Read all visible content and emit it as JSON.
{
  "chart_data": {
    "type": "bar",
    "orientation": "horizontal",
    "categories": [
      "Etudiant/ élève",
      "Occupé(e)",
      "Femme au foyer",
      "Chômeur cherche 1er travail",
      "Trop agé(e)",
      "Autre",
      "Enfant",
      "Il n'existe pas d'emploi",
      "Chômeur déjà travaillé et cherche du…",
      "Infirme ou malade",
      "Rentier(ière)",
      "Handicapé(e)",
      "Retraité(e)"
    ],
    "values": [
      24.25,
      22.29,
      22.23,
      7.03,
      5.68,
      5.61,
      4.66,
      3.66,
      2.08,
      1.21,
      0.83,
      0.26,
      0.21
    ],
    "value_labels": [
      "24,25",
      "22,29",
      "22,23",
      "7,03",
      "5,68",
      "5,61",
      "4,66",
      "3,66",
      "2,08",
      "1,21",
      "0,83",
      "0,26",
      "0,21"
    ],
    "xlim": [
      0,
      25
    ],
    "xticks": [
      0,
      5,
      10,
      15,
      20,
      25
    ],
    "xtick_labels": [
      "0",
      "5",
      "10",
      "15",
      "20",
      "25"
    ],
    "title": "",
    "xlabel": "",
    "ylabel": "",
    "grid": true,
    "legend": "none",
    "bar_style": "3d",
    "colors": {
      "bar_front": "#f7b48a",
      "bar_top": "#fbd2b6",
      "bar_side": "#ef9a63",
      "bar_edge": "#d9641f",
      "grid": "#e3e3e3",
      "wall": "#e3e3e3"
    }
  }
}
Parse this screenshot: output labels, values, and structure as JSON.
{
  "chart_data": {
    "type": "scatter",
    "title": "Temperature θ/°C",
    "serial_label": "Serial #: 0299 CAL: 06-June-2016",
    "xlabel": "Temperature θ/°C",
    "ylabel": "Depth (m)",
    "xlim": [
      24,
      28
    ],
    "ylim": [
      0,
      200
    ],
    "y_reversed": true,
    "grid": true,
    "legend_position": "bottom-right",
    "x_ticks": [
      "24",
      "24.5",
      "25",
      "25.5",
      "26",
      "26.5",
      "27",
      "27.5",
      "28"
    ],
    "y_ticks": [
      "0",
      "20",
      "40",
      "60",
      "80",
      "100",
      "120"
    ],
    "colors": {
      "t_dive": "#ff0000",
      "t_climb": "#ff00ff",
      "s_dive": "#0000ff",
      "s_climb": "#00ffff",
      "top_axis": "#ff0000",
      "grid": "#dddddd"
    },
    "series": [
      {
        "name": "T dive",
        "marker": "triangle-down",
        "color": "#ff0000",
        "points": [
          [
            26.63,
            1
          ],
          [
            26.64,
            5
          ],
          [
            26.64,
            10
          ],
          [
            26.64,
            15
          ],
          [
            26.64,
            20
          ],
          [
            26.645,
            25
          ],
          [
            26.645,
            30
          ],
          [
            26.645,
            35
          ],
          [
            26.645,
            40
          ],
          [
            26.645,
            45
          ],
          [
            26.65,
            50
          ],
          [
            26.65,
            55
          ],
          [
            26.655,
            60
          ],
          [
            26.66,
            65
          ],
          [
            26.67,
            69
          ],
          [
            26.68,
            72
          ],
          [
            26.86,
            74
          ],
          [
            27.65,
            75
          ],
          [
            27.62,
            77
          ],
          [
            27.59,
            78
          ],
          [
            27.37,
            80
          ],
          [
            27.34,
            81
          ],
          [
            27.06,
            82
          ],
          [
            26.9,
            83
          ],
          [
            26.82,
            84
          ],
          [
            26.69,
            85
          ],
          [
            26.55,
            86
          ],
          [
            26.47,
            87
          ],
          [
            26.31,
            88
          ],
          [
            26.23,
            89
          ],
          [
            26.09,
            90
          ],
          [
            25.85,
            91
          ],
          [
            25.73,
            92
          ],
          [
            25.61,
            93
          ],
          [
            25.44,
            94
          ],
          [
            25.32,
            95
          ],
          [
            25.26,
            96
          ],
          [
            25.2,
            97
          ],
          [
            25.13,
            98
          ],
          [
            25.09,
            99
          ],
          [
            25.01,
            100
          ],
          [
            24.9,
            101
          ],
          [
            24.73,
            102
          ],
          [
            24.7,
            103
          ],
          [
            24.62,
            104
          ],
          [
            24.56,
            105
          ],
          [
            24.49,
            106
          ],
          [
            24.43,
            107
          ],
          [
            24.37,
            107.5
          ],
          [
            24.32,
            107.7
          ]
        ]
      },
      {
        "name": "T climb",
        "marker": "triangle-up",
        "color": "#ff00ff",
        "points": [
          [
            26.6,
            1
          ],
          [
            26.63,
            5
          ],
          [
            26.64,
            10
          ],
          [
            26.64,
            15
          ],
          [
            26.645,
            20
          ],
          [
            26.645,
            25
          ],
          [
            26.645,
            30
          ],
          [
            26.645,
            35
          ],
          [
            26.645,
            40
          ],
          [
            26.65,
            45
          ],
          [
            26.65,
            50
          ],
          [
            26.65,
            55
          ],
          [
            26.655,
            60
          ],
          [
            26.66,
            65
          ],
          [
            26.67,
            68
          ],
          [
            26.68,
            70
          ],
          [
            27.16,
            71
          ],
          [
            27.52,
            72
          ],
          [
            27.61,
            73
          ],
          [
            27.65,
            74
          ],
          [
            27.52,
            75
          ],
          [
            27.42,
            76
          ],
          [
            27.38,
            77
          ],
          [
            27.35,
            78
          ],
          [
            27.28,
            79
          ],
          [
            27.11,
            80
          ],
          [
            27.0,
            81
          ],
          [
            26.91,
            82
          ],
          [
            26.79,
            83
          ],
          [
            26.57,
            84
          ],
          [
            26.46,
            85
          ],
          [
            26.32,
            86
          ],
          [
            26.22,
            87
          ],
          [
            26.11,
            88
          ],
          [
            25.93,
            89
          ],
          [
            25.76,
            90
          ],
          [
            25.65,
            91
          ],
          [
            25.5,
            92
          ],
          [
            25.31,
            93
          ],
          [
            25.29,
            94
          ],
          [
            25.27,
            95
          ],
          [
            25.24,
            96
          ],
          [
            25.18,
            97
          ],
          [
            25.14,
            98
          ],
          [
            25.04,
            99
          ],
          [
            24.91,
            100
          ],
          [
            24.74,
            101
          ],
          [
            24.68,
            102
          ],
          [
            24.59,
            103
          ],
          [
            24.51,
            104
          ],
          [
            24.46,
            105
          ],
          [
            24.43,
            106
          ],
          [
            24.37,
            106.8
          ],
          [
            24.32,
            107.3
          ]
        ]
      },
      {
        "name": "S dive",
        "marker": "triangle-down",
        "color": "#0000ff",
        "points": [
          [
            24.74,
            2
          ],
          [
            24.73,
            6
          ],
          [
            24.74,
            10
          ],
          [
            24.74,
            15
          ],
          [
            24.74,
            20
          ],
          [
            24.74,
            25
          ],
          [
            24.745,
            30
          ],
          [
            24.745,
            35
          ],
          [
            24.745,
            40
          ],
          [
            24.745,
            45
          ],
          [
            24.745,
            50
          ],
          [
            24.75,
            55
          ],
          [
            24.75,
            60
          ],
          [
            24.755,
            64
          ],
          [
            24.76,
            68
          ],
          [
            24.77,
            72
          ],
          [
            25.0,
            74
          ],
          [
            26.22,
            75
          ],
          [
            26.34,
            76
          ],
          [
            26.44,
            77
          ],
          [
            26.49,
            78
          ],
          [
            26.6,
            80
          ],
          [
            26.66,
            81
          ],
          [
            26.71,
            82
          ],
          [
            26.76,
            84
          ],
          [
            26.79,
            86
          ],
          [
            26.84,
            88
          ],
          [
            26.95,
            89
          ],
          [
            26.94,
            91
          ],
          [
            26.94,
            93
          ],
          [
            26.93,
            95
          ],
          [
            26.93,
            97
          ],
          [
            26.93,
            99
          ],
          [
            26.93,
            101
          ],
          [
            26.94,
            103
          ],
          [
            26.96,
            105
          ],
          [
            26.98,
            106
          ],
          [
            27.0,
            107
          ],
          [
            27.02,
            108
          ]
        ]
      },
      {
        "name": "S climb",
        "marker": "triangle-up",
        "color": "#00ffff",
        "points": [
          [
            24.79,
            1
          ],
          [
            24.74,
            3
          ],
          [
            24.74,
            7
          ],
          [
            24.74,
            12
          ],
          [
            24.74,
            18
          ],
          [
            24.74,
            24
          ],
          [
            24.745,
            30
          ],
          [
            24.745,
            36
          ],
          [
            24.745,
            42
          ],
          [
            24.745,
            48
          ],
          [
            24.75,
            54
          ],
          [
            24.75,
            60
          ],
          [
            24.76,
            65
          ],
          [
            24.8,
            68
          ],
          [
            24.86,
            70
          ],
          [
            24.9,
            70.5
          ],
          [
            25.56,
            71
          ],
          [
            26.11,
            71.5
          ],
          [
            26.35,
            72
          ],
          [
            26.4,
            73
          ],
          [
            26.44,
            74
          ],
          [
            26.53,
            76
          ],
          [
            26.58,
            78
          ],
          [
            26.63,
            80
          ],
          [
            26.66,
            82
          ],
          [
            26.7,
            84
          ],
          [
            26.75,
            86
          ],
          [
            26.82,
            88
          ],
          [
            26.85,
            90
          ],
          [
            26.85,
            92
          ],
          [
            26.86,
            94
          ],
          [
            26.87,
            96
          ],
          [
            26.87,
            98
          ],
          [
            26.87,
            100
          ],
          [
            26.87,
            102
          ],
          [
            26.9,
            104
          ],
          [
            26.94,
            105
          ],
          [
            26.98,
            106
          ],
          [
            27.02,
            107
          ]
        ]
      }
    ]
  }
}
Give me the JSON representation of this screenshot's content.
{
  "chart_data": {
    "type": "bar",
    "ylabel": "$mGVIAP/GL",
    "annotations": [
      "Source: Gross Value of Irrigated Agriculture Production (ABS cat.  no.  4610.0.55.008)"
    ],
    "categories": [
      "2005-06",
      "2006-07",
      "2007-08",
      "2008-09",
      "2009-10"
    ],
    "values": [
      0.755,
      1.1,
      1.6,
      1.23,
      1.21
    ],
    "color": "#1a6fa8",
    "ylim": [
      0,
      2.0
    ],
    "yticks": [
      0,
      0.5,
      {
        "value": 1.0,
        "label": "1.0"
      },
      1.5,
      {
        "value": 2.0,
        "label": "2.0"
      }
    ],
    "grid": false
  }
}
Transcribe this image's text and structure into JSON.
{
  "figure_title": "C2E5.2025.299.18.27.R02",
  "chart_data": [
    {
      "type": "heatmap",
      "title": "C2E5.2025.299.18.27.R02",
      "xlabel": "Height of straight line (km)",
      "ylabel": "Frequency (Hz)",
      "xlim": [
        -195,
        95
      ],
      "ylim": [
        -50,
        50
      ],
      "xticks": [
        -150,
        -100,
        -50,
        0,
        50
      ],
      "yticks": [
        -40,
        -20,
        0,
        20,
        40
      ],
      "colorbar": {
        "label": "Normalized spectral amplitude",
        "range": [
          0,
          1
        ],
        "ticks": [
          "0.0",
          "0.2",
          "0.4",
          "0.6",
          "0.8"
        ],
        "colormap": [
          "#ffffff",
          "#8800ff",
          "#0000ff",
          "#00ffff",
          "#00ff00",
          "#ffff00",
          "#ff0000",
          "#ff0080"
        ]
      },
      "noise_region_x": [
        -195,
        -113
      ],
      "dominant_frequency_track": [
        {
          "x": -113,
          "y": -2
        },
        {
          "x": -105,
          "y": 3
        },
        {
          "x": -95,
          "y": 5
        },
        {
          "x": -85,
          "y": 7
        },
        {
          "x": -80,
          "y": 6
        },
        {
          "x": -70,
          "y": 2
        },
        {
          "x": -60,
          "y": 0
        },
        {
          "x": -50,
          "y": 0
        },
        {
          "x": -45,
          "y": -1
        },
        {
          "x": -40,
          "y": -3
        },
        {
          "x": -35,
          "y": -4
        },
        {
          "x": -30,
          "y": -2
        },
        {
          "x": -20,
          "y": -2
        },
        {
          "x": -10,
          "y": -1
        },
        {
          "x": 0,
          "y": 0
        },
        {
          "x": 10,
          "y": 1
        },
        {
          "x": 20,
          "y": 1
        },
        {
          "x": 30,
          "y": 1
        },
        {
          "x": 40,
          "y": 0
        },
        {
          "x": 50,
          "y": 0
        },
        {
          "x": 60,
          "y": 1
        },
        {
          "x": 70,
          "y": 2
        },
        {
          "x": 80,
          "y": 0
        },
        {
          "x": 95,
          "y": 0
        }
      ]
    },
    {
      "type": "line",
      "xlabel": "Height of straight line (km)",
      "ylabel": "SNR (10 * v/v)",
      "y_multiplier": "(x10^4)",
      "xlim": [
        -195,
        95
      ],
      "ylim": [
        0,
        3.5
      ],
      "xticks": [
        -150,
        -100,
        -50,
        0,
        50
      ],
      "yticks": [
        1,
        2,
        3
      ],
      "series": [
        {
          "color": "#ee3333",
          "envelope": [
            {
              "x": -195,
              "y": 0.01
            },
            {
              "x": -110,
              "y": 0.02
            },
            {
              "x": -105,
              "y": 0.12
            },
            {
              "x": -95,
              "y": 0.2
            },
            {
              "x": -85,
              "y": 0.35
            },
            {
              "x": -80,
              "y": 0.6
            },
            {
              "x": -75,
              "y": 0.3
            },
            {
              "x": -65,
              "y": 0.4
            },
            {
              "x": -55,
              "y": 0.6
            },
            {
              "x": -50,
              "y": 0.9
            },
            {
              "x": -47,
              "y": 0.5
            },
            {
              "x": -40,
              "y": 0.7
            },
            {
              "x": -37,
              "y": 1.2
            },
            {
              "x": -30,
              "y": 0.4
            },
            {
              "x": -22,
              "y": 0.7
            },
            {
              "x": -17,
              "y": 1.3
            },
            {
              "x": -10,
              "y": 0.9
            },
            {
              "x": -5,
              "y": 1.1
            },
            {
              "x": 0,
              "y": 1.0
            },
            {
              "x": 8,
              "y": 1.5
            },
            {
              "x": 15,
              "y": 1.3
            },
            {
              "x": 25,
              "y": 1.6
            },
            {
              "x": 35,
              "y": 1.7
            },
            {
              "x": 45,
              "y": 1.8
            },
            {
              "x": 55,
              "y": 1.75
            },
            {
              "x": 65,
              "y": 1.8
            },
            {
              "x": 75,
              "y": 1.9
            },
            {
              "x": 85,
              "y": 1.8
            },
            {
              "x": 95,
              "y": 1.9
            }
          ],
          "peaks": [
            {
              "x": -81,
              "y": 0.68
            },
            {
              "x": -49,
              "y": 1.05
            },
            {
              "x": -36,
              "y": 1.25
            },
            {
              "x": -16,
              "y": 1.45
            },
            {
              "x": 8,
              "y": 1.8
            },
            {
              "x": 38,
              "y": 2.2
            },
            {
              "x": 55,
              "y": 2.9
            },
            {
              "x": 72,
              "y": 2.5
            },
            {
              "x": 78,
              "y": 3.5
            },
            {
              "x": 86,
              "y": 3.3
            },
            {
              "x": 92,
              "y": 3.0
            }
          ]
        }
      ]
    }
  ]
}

- - - - -

DIRECTIONS -
Of all the lines in the data above, state how many include "grid". Say only the number.

FINISHED TASK -
5